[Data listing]

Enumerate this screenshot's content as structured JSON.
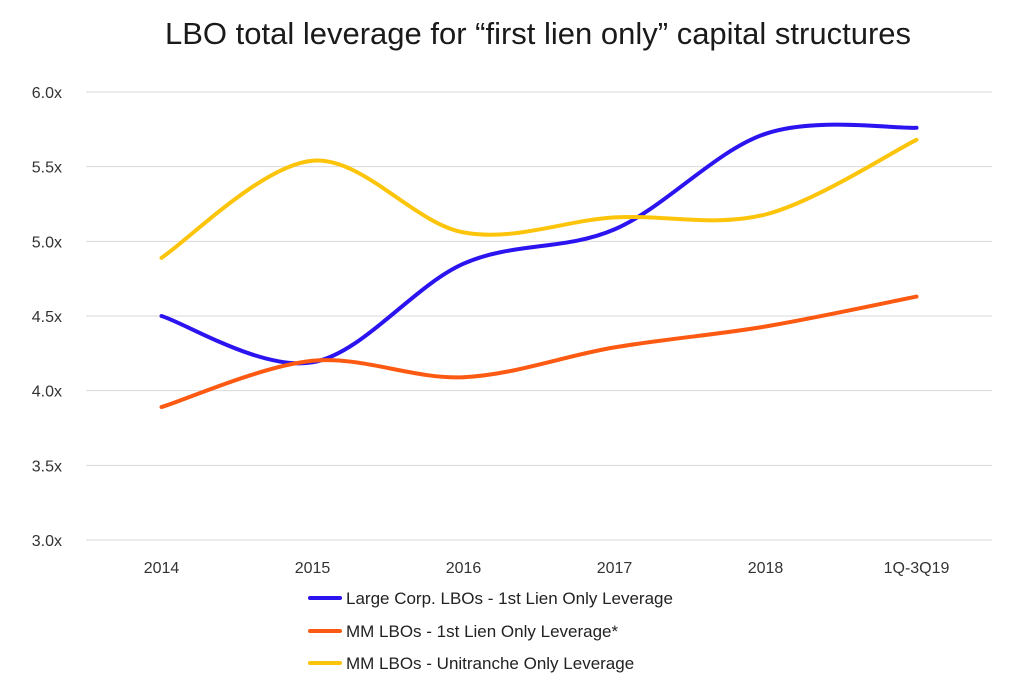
{
  "chart_data": {
    "type": "line",
    "title": "LBO total leverage for “first lien only” capital structures",
    "xlabel": "",
    "ylabel": "",
    "categories": [
      "2014",
      "2015",
      "2016",
      "2017",
      "2018",
      "1Q-3Q19"
    ],
    "ylim": [
      3.0,
      6.0
    ],
    "yticks": [
      {
        "value": 3.0,
        "label": "3.0x"
      },
      {
        "value": 3.5,
        "label": "3.5x"
      },
      {
        "value": 4.0,
        "label": "4.0x"
      },
      {
        "value": 4.5,
        "label": "4.5x"
      },
      {
        "value": 5.0,
        "label": "5.0x"
      },
      {
        "value": 5.5,
        "label": "5.5x"
      },
      {
        "value": 6.0,
        "label": "6.0x"
      }
    ],
    "grid": true,
    "legend_position": "bottom",
    "smooth": true,
    "series": [
      {
        "name": "Large Corp. LBOs - 1st Lien Only Leverage",
        "color": "#2b14f0",
        "values": [
          4.5,
          4.19,
          4.85,
          5.08,
          5.72,
          5.76
        ]
      },
      {
        "name": "MM LBOs - 1st Lien Only Leverage*",
        "color": "#fc5a12",
        "values": [
          3.89,
          4.2,
          4.09,
          4.29,
          4.43,
          4.63
        ]
      },
      {
        "name": "MM LBOs - Unitranche Only Leverage",
        "color": "#fcc40a",
        "values": [
          4.89,
          5.54,
          5.06,
          5.16,
          5.18,
          5.68
        ]
      }
    ]
  }
}
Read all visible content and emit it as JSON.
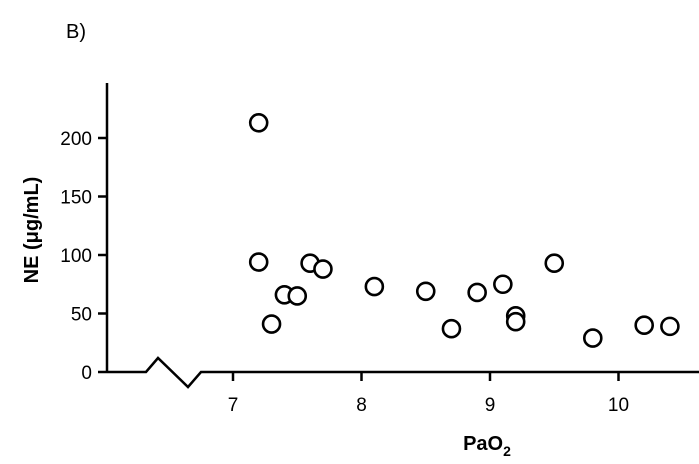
{
  "chart_data": {
    "type": "scatter",
    "panel_label": "B)",
    "title": "",
    "xlabel": {
      "main": "PaO",
      "sub": "2"
    },
    "ylabel": "NE (μg/mL)",
    "xlim": [
      6.0,
      10.6
    ],
    "ylim": [
      0,
      245
    ],
    "xticks": [
      7,
      8,
      9,
      10
    ],
    "yticks": [
      0,
      50,
      100,
      150,
      200
    ],
    "axis_break": "x-axis between 6.2 and 6.8",
    "grid": false,
    "marker": "open-circle",
    "points": [
      {
        "x": 7.2,
        "y": 213
      },
      {
        "x": 7.2,
        "y": 94
      },
      {
        "x": 7.3,
        "y": 41
      },
      {
        "x": 7.4,
        "y": 66
      },
      {
        "x": 7.5,
        "y": 65
      },
      {
        "x": 7.6,
        "y": 93
      },
      {
        "x": 7.7,
        "y": 88
      },
      {
        "x": 8.1,
        "y": 73
      },
      {
        "x": 8.5,
        "y": 69
      },
      {
        "x": 8.7,
        "y": 37
      },
      {
        "x": 8.9,
        "y": 68
      },
      {
        "x": 9.1,
        "y": 75
      },
      {
        "x": 9.2,
        "y": 48
      },
      {
        "x": 9.2,
        "y": 43
      },
      {
        "x": 9.5,
        "y": 93
      },
      {
        "x": 9.8,
        "y": 29
      },
      {
        "x": 10.2,
        "y": 40
      },
      {
        "x": 10.4,
        "y": 39
      }
    ]
  }
}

REQUIREMENT
Where a line holds the string "JSON", copy that line.

RESPONSE TO THIS EXERCISE
Enumerate this screenshot's content as structured JSON.
Read all visible content and emit it as JSON.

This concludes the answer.